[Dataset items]
◆ ◆ ◆ ◆ ◆

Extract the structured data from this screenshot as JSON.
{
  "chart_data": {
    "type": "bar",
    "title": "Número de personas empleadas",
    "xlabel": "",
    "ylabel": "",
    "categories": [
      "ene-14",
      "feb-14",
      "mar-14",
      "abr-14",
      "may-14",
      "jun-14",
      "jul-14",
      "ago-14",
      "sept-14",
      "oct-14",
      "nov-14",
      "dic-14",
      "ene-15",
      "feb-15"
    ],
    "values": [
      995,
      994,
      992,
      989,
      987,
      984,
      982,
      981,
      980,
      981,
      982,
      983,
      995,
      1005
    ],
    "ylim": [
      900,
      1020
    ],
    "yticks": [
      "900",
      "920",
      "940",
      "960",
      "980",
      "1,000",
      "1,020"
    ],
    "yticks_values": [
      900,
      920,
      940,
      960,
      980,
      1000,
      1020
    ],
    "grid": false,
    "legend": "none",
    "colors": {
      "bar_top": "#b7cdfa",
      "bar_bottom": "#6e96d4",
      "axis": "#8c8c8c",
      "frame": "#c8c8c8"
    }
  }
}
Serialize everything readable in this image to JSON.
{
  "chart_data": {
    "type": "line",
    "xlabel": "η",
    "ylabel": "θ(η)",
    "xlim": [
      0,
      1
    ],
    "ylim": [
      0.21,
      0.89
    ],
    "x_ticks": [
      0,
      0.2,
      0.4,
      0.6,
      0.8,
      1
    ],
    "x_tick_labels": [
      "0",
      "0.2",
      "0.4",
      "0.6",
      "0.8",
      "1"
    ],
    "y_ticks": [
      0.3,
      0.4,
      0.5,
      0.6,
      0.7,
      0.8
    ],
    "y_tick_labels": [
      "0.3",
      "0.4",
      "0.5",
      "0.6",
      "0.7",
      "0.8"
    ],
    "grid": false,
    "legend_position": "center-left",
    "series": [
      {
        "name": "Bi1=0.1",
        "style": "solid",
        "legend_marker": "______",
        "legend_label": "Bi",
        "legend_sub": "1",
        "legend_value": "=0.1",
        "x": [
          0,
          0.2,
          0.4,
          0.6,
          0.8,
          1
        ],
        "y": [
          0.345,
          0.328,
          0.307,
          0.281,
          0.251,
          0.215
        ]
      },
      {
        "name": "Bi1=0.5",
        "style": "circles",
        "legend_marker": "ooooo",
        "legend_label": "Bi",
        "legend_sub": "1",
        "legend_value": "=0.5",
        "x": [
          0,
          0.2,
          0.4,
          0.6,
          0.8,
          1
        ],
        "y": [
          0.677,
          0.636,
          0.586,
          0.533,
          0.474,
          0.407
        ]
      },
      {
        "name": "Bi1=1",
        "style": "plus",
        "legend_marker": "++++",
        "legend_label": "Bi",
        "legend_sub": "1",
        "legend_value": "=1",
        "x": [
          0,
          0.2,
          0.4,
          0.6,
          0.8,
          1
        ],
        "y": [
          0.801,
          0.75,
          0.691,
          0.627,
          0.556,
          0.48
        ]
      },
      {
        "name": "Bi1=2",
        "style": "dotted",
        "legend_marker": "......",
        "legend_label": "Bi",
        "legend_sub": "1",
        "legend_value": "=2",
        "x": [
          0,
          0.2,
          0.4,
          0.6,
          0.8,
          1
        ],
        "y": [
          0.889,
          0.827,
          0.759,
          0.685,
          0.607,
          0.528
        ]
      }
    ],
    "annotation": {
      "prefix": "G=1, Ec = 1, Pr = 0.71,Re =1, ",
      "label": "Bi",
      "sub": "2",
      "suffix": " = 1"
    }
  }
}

◆ ◆ ◆ ◆ ◆

WORK TO DO:
Return the material exactly as it stands.

WORKED ANSWER:
Extract the structured data from this screenshot as JSON.
{
  "chart_data": {
    "type": "bar",
    "title": "Número de personas empleadas",
    "xlabel": "",
    "ylabel": "",
    "categories": [
      "ene-14",
      "feb-14",
      "mar-14",
      "abr-14",
      "may-14",
      "jun-14",
      "jul-14",
      "ago-14",
      "sept-14",
      "oct-14",
      "nov-14",
      "dic-14",
      "ene-15",
      "feb-15"
    ],
    "values": [
      995,
      994,
      992,
      989,
      987,
      984,
      982,
      981,
      980,
      981,
      982,
      983,
      995,
      1005
    ],
    "ylim": [
      900,
      1020
    ],
    "yticks": [
      "900",
      "920",
      "940",
      "960",
      "980",
      "1,000",
      "1,020"
    ],
    "yticks_values": [
      900,
      920,
      940,
      960,
      980,
      1000,
      1020
    ],
    "grid": false,
    "legend": "none",
    "colors": {
      "bar_top": "#b7cdfa",
      "bar_bottom": "#6e96d4",
      "axis": "#8c8c8c",
      "frame": "#c8c8c8"
    }
  }
}
Serialize everything readable in this image to JSON.
{
  "chart_data": {
    "type": "line",
    "xlabel": "η",
    "ylabel": "θ(η)",
    "xlim": [
      0,
      1
    ],
    "ylim": [
      0.21,
      0.89
    ],
    "x_ticks": [
      0,
      0.2,
      0.4,
      0.6,
      0.8,
      1
    ],
    "x_tick_labels": [
      "0",
      "0.2",
      "0.4",
      "0.6",
      "0.8",
      "1"
    ],
    "y_ticks": [
      0.3,
      0.4,
      0.5,
      0.6,
      0.7,
      0.8
    ],
    "y_tick_labels": [
      "0.3",
      "0.4",
      "0.5",
      "0.6",
      "0.7",
      "0.8"
    ],
    "grid": false,
    "legend_position": "center-left",
    "series": [
      {
        "name": "Bi1=0.1",
        "style": "solid",
        "legend_marker": "______",
        "legend_label": "Bi",
        "legend_sub": "1",
        "legend_value": "=0.1",
        "x": [
          0,
          0.2,
          0.4,
          0.6,
          0.8,
          1
        ],
        "y": [
          0.345,
          0.328,
          0.307,
          0.281,
          0.251,
          0.215
        ]
      },
      {
        "name": "Bi1=0.5",
        "style": "circles",
        "legend_marker": "ooooo",
        "legend_label": "Bi",
        "legend_sub": "1",
        "legend_value": "=0.5",
        "x": [
          0,
          0.2,
          0.4,
          0.6,
          0.8,
          1
        ],
        "y": [
          0.677,
          0.636,
          0.586,
          0.533,
          0.474,
          0.407
        ]
      },
      {
        "name": "Bi1=1",
        "style": "plus",
        "legend_marker": "++++",
        "legend_label": "Bi",
        "legend_sub": "1",
        "legend_value": "=1",
        "x": [
          0,
          0.2,
          0.4,
          0.6,
          0.8,
          1
        ],
        "y": [
          0.801,
          0.75,
          0.691,
          0.627,
          0.556,
          0.48
        ]
      },
      {
        "name": "Bi1=2",
        "style": "dotted",
        "legend_marker": "......",
        "legend_label": "Bi",
        "legend_sub": "1",
        "legend_value": "=2",
        "x": [
          0,
          0.2,
          0.4,
          0.6,
          0.8,
          1
        ],
        "y": [
          0.889,
          0.827,
          0.759,
          0.685,
          0.607,
          0.528
        ]
      }
    ],
    "annotation": {
      "prefix": "G=1, Ec = 1, Pr = 0.71,Re =1, ",
      "label": "Bi",
      "sub": "2",
      "suffix": " = 1"
    }
  }
}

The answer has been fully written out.